[Collection entries]
------------------------------------------------

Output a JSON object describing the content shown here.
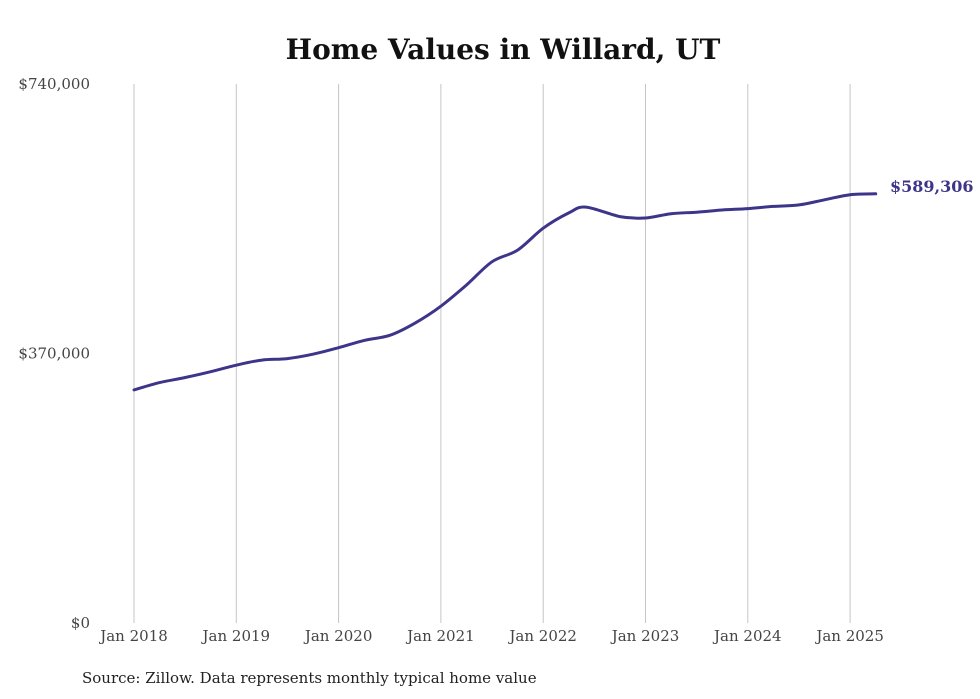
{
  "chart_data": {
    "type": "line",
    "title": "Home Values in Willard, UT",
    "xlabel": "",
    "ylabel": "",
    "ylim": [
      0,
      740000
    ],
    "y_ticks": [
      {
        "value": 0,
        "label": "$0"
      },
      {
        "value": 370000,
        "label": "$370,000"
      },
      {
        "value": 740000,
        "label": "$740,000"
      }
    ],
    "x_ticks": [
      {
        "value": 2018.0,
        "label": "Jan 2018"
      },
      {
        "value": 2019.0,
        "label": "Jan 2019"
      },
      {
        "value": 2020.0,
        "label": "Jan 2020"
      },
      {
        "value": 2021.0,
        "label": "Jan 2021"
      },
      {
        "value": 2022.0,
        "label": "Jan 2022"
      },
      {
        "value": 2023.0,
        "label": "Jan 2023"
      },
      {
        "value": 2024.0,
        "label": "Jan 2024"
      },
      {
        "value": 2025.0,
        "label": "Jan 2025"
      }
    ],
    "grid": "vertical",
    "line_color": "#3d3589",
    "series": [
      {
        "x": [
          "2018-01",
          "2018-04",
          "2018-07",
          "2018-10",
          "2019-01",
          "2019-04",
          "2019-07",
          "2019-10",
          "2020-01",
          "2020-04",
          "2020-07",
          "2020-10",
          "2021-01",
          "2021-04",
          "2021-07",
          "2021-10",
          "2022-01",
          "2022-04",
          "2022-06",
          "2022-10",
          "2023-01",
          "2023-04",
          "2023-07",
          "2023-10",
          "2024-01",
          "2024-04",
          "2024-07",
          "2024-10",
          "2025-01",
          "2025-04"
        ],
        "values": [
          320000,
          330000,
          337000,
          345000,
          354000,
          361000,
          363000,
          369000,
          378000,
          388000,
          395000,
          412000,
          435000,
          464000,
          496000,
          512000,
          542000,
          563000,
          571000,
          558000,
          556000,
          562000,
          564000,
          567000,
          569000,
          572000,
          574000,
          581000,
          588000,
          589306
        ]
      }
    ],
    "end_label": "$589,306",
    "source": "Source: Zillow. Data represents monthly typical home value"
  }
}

------------------------------------------------

▶ EXERCISE
Return the entries unchanged, save for the pictures, which do not belong in the copy.

▶ SOLVED PROBLEM
Output a JSON object describing the content shown here.
{
  "chart_data": {
    "type": "line",
    "title": "Home Values in Willard, UT",
    "xlabel": "",
    "ylabel": "",
    "ylim": [
      0,
      740000
    ],
    "y_ticks": [
      {
        "value": 0,
        "label": "$0"
      },
      {
        "value": 370000,
        "label": "$370,000"
      },
      {
        "value": 740000,
        "label": "$740,000"
      }
    ],
    "x_ticks": [
      {
        "value": 2018.0,
        "label": "Jan 2018"
      },
      {
        "value": 2019.0,
        "label": "Jan 2019"
      },
      {
        "value": 2020.0,
        "label": "Jan 2020"
      },
      {
        "value": 2021.0,
        "label": "Jan 2021"
      },
      {
        "value": 2022.0,
        "label": "Jan 2022"
      },
      {
        "value": 2023.0,
        "label": "Jan 2023"
      },
      {
        "value": 2024.0,
        "label": "Jan 2024"
      },
      {
        "value": 2025.0,
        "label": "Jan 2025"
      }
    ],
    "grid": "vertical",
    "line_color": "#3d3589",
    "series": [
      {
        "x": [
          "2018-01",
          "2018-04",
          "2018-07",
          "2018-10",
          "2019-01",
          "2019-04",
          "2019-07",
          "2019-10",
          "2020-01",
          "2020-04",
          "2020-07",
          "2020-10",
          "2021-01",
          "2021-04",
          "2021-07",
          "2021-10",
          "2022-01",
          "2022-04",
          "2022-06",
          "2022-10",
          "2023-01",
          "2023-04",
          "2023-07",
          "2023-10",
          "2024-01",
          "2024-04",
          "2024-07",
          "2024-10",
          "2025-01",
          "2025-04"
        ],
        "values": [
          320000,
          330000,
          337000,
          345000,
          354000,
          361000,
          363000,
          369000,
          378000,
          388000,
          395000,
          412000,
          435000,
          464000,
          496000,
          512000,
          542000,
          563000,
          571000,
          558000,
          556000,
          562000,
          564000,
          567000,
          569000,
          572000,
          574000,
          581000,
          588000,
          589306
        ]
      }
    ],
    "end_label": "$589,306",
    "source": "Source: Zillow. Data represents monthly typical home value"
  }
}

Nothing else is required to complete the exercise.